WHAT IS ASKED: Every line that holds "mechans" should be shown.

--- START OF DATA PROVIDED ---

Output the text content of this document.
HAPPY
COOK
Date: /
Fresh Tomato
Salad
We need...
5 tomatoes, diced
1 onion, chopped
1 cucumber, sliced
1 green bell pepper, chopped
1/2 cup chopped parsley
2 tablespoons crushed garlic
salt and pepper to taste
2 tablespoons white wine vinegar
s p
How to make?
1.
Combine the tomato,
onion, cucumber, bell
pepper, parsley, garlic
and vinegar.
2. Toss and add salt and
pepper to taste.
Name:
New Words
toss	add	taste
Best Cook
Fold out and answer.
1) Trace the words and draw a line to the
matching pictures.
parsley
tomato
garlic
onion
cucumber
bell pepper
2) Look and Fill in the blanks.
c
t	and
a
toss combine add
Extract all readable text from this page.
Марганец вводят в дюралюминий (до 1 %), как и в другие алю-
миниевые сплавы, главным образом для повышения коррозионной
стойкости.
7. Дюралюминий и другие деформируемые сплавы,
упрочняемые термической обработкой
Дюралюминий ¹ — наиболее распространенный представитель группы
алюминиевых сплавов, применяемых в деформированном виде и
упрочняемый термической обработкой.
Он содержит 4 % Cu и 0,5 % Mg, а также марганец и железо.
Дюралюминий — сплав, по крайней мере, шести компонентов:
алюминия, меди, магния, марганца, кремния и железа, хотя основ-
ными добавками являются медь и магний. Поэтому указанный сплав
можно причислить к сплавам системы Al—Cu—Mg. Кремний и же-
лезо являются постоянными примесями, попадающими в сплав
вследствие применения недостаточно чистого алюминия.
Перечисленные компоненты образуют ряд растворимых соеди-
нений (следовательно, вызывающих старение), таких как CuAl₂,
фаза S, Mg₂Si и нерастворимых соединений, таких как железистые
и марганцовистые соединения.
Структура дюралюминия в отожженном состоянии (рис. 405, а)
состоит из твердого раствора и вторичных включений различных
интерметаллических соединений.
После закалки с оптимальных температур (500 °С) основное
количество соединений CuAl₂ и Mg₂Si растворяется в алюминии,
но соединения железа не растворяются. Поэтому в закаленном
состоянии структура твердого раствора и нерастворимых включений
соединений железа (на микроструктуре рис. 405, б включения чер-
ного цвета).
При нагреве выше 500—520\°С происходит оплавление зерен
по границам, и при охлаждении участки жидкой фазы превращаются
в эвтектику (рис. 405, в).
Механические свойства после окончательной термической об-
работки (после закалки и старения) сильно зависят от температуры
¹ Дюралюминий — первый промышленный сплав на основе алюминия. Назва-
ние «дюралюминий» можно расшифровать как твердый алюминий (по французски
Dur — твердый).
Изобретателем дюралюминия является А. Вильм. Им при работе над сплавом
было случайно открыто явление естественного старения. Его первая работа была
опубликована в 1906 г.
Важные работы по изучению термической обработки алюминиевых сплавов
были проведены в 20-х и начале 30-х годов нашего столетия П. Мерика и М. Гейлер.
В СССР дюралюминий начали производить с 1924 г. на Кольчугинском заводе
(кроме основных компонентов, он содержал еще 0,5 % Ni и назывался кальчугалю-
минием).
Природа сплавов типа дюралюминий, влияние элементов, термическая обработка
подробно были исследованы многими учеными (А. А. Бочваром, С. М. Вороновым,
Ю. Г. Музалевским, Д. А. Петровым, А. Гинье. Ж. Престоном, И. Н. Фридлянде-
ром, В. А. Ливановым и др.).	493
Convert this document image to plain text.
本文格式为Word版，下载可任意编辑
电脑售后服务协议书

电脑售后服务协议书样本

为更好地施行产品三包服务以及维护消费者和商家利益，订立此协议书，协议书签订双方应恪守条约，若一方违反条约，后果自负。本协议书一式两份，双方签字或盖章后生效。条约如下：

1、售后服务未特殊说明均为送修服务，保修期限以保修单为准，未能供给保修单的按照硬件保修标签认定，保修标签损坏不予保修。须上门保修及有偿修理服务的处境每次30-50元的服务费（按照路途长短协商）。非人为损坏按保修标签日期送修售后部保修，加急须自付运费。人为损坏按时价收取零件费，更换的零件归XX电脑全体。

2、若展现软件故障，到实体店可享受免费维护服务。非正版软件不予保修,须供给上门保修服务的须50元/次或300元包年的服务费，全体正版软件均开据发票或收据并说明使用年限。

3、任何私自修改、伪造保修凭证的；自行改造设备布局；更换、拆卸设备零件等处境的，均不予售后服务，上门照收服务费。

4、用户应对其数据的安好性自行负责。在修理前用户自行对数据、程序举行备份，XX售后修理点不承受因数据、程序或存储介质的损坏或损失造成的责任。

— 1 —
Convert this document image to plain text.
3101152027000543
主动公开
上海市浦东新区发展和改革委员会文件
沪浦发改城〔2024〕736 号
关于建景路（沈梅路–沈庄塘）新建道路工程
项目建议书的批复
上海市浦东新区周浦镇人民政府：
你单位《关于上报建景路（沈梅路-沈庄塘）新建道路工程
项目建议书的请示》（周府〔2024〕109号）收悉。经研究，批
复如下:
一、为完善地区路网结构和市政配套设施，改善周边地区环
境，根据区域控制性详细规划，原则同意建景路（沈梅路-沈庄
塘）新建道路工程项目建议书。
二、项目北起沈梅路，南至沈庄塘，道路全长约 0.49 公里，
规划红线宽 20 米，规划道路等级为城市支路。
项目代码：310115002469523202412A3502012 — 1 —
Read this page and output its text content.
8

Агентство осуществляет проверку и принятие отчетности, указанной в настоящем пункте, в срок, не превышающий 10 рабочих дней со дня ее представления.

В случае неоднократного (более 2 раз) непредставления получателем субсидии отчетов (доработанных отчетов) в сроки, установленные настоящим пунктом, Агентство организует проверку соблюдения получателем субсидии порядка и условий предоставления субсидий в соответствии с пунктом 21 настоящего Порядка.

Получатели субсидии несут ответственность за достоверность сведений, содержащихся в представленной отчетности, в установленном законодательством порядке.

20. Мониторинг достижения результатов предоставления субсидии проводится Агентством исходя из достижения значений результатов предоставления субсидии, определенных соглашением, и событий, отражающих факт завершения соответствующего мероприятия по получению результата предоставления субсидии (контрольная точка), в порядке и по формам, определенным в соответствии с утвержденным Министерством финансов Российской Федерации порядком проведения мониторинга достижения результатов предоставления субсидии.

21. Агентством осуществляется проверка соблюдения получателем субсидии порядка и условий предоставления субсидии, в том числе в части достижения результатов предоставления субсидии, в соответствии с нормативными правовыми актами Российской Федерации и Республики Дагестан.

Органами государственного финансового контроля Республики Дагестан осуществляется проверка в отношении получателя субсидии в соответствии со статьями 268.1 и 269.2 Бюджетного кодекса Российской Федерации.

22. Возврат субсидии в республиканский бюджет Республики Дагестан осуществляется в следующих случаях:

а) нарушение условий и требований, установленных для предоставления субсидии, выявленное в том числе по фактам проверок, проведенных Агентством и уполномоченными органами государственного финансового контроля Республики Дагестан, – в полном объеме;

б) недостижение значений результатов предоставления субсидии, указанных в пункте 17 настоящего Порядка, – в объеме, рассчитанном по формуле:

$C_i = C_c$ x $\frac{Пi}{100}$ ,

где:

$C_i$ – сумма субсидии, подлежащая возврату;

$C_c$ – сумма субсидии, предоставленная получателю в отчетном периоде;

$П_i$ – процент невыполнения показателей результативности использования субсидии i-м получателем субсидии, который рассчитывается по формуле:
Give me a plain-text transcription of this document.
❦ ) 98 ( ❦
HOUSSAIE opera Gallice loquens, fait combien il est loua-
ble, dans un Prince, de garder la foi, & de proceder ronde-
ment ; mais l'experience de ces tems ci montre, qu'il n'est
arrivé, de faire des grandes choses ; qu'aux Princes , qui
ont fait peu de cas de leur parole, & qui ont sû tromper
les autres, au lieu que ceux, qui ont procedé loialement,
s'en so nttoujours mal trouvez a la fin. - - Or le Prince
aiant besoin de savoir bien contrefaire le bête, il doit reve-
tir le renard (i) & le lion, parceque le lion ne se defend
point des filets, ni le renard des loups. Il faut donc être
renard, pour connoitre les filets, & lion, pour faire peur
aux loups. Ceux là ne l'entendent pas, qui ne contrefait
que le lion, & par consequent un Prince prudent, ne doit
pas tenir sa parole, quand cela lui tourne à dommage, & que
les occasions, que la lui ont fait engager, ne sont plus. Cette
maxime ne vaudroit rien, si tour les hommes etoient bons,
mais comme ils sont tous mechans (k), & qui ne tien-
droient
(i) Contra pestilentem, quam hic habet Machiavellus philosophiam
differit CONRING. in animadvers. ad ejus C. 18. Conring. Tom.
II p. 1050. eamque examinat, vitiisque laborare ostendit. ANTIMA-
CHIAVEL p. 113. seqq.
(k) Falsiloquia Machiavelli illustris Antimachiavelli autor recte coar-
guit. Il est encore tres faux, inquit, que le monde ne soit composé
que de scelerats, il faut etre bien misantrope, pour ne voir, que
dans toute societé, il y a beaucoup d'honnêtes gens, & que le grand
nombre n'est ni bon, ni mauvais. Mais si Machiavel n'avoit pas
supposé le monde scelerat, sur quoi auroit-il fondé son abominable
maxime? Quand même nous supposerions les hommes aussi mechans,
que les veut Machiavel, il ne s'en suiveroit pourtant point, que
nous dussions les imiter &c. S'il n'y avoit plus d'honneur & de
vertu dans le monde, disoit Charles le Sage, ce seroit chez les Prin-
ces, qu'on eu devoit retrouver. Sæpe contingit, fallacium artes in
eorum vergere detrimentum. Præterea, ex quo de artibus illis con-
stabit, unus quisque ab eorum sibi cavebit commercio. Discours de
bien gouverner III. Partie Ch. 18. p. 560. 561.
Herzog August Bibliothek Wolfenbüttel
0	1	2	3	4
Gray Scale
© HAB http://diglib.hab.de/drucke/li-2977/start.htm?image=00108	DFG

--- END OF DATA PROVIDED ---

COMPLETED EXERCISE:
mais comme ils sont tous mechans (k), & qui ne tien-
maxime? Quand même nous supposerions les hommes aussi mechans,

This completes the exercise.